**DATA TO PROCESS**
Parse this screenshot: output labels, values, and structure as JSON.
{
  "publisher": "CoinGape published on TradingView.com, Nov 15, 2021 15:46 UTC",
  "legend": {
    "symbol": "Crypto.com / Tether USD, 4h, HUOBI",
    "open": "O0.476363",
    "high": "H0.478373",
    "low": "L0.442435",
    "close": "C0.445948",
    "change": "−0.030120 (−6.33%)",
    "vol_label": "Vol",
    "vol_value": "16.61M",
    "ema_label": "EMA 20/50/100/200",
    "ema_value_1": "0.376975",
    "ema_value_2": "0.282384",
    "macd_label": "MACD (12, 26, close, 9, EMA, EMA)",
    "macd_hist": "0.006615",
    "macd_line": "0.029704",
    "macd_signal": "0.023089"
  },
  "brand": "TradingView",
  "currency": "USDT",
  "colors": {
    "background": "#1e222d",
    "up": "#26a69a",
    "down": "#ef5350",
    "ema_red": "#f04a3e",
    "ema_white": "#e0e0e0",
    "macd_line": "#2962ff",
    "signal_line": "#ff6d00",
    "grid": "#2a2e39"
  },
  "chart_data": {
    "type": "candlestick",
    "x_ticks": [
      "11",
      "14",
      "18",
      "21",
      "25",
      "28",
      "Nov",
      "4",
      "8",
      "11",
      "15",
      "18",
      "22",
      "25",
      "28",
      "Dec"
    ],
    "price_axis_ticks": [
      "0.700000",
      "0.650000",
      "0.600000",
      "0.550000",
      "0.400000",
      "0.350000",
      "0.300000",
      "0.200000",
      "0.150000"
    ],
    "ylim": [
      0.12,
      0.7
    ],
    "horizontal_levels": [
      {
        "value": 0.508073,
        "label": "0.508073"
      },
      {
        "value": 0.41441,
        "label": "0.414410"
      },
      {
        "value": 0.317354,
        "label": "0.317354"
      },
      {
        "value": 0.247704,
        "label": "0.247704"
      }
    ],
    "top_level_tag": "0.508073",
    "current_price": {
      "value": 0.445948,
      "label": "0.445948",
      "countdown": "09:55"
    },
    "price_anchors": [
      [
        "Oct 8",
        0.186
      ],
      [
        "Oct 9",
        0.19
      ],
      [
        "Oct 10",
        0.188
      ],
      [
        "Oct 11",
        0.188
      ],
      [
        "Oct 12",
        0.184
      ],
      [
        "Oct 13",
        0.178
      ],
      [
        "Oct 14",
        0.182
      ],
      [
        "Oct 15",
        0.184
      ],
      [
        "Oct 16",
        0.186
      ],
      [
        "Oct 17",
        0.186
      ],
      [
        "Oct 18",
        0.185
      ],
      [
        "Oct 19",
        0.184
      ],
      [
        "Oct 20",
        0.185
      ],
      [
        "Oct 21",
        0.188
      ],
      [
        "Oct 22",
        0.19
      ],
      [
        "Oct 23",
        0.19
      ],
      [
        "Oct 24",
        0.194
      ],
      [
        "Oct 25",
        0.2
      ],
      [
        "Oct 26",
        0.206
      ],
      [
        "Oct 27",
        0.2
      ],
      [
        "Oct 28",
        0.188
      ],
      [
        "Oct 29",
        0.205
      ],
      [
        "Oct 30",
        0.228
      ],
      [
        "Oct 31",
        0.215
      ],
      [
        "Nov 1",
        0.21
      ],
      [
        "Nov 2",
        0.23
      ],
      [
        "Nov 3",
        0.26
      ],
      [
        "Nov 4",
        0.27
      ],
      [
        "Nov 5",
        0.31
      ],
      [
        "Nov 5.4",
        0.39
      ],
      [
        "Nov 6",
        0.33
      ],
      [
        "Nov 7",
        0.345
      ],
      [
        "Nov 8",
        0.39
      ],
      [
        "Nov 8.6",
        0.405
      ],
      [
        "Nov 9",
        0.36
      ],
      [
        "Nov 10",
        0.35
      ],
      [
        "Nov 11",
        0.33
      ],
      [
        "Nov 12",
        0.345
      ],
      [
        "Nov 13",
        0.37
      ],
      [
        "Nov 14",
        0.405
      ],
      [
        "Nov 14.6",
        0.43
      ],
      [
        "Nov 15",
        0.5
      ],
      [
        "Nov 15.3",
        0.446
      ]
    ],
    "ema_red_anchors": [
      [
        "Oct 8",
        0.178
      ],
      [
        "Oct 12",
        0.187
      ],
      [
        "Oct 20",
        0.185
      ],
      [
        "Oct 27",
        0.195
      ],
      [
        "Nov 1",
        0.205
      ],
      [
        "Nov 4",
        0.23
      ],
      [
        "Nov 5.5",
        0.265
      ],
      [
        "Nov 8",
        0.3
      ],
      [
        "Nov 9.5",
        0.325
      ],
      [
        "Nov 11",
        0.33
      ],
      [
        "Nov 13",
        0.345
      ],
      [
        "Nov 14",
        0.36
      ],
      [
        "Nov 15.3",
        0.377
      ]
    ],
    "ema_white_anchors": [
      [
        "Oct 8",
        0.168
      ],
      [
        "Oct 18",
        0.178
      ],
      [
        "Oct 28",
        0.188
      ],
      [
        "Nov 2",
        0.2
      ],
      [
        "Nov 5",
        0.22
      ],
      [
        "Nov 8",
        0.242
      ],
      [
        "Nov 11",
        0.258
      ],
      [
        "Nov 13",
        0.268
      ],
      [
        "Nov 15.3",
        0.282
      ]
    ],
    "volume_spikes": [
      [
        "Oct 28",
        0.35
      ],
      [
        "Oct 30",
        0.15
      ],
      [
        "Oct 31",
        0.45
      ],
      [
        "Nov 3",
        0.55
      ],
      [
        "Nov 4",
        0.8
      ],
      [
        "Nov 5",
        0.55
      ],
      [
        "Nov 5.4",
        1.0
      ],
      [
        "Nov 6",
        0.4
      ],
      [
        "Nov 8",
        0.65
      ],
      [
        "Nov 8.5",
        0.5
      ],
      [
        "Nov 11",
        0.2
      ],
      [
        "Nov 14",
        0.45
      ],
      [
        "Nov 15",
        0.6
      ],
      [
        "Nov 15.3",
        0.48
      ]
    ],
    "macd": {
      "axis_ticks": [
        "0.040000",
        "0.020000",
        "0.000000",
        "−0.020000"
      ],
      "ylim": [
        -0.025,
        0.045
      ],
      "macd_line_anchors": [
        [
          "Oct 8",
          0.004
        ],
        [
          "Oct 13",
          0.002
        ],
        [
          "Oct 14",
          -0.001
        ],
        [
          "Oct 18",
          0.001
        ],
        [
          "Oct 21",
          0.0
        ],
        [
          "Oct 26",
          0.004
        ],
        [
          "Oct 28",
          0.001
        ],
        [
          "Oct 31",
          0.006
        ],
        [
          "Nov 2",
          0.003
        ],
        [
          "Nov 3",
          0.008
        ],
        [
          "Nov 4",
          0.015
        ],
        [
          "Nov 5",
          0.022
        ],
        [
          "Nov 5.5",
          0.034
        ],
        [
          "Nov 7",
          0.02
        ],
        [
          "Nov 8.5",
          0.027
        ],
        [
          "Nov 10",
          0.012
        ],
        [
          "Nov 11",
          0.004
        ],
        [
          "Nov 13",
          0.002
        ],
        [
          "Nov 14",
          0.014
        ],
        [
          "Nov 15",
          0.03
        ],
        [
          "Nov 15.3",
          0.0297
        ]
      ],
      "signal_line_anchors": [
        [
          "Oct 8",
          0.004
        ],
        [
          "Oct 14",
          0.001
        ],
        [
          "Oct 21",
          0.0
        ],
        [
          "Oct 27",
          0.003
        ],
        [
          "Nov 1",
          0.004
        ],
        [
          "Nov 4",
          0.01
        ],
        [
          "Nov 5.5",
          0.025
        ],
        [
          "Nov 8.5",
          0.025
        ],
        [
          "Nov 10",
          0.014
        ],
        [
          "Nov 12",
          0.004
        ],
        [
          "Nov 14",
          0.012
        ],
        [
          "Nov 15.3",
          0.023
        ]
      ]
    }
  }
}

**THE REQUEST**
Find every line in the records above that holds the word "TradingView", and copy each one.

**EXERCISE OUTPUT**
  "publisher": "CoinGape published on TradingView.com, Nov 15, 2021 15:46 UTC",
  "brand": "TradingView",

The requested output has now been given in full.